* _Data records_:
========
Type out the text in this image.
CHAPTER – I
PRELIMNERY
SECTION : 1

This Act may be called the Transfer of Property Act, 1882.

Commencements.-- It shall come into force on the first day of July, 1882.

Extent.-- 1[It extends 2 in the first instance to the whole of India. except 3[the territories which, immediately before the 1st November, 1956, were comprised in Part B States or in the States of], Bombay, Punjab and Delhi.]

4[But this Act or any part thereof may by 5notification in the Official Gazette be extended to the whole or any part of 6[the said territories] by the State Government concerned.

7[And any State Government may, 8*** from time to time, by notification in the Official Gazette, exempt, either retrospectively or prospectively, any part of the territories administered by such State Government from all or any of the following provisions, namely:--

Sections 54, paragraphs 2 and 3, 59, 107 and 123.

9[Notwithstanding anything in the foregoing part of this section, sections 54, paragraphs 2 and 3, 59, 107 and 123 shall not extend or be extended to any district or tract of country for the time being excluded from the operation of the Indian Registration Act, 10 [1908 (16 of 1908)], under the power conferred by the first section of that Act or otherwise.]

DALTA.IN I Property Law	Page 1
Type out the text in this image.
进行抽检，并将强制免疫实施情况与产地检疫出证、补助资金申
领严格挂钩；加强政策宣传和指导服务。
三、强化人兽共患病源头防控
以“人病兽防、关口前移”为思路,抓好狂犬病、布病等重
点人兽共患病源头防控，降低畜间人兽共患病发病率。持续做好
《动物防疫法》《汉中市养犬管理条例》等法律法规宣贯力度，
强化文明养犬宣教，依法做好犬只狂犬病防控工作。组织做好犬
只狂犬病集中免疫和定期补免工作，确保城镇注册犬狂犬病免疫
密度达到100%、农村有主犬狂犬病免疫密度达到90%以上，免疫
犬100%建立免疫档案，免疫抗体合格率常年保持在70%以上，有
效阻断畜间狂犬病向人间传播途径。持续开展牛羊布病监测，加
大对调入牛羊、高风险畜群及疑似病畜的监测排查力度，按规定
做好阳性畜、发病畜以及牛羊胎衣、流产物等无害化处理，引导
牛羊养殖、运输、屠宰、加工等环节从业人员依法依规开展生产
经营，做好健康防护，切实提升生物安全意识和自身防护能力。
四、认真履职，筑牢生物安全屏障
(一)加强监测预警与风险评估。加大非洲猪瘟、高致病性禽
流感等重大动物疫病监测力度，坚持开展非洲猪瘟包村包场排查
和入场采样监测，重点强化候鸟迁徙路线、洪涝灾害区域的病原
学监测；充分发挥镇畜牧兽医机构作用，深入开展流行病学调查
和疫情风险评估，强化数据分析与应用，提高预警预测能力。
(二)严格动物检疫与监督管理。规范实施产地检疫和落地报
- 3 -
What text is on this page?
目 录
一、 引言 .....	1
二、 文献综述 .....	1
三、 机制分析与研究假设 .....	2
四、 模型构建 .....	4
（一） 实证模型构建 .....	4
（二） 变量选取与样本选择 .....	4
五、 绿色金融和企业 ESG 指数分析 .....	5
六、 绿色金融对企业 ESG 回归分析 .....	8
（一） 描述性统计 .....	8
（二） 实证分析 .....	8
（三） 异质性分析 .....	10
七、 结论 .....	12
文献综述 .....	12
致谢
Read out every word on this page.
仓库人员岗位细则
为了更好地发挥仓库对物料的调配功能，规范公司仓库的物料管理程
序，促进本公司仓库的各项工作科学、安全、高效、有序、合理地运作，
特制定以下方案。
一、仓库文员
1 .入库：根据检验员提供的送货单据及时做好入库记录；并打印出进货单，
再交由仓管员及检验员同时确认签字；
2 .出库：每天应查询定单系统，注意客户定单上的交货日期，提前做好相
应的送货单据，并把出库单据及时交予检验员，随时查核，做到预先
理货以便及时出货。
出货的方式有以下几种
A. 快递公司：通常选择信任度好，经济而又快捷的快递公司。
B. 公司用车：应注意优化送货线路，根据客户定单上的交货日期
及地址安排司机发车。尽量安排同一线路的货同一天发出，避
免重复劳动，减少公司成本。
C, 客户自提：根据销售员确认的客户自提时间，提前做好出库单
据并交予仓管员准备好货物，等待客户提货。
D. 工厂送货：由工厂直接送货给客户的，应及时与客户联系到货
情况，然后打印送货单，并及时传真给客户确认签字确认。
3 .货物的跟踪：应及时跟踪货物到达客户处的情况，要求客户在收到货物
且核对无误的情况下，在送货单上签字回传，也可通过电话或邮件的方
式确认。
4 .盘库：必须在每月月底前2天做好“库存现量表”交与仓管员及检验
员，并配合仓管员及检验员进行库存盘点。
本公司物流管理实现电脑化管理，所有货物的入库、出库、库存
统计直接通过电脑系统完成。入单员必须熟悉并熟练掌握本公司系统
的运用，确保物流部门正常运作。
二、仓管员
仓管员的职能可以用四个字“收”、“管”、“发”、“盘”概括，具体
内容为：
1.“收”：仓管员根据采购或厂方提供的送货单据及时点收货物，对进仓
========
* _Prompt_: Scan the material above. Return every line containing the string "first".

* _In response_:
Commencements.-- It shall come into force on the first day of July, 1882.
Extent.-- 1[It extends 2 in the first instance to the whole of India. except 3[the territories which, immediately before the 1st November, 1956, were comprised in Part B States or in the States of], Bombay, Punjab and Delhi.]
9[Notwithstanding anything in the foregoing part of this section, sections 54, paragraphs 2 and 3, 59, 107 and 123 shall not extend or be extended to any district or tract of country for the time being excluded from the operation of the Indian Registration Act, 10 [1908 (16 of 1908)], under the power conferred by the first section of that Act or otherwise.]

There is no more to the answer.